* Exercise
Skip every line before the one containing "Read all visible content and emit it as JSON.", then copy that line and the rest of the entries below exactly, through the last line.

━━ Excerpted records ━━

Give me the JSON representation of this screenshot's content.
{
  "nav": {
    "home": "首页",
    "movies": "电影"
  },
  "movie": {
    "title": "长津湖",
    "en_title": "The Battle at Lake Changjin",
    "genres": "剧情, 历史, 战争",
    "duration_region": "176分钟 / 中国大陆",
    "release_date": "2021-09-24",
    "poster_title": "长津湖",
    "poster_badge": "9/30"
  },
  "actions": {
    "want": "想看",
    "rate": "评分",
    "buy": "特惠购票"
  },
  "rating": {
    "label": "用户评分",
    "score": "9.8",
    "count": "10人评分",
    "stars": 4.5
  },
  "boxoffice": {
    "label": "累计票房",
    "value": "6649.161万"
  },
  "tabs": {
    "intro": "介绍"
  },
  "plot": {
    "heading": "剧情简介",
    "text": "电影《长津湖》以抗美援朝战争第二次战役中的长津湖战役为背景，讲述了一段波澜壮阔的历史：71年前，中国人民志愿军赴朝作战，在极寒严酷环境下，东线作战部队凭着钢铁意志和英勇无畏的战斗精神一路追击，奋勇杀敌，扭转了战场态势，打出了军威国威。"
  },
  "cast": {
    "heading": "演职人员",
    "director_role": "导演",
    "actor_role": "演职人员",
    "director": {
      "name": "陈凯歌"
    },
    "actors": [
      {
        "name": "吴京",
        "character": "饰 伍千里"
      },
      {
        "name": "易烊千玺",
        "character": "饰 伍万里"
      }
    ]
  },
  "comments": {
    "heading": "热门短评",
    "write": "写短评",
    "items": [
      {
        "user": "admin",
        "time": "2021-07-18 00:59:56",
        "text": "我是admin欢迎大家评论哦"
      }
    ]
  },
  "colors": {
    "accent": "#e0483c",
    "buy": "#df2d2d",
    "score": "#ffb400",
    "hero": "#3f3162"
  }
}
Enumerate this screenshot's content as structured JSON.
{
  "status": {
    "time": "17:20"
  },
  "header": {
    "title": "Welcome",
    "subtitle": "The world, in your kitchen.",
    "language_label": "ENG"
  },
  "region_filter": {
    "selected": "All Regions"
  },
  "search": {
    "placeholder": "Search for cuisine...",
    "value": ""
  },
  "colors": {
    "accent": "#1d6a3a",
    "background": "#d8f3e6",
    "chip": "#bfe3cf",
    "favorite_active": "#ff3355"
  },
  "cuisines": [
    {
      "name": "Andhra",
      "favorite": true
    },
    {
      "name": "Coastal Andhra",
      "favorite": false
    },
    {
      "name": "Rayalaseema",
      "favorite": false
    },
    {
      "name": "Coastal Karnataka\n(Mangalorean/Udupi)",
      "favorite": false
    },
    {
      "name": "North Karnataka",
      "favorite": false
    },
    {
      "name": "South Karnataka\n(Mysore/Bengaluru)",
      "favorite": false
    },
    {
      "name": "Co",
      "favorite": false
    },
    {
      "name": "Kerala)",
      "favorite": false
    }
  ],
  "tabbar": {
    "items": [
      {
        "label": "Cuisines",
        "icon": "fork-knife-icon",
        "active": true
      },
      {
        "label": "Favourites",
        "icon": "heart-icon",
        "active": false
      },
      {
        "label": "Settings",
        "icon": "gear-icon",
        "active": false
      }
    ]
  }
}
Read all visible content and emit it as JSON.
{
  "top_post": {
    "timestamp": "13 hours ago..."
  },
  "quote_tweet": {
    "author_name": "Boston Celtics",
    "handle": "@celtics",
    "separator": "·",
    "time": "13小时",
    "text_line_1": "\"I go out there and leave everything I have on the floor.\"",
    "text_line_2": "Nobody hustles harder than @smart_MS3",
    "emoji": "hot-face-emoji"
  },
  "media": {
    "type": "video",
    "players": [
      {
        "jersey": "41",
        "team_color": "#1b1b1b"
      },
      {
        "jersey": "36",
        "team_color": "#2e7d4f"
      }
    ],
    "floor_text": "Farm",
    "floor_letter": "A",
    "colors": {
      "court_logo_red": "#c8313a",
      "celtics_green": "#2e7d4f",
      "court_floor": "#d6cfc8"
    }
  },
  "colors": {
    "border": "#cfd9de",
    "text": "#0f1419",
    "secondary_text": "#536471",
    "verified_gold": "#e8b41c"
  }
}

━━━

* Result below
Read all visible content and emit it as JSON.
{
  "top_post": {
    "timestamp": "13 hours ago..."
  },
  "quote_tweet": {
    "author_name": "Boston Celtics",
    "handle": "@celtics",
    "separator": "·",
    "time": "13小时",
    "text_line_1": "\"I go out there and leave everything I have on the floor.\"",
    "text_line_2": "Nobody hustles harder than @smart_MS3",
    "emoji": "hot-face-emoji"
  },
  "media": {
    "type": "video",
    "players": [
      {
        "jersey": "41",
        "team_color": "#1b1b1b"
      },
      {
        "jersey": "36",
        "team_color": "#2e7d4f"
      }
    ],
    "floor_text": "Farm",
    "floor_letter": "A",
    "colors": {
      "court_logo_red": "#c8313a",
      "celtics_green": "#2e7d4f",
      "court_floor": "#d6cfc8"
    }
  },
  "colors": {
    "border": "#cfd9de",
    "text": "#0f1419",
    "secondary_text": "#536471",
    "verified_gold": "#e8b41c"
  }
}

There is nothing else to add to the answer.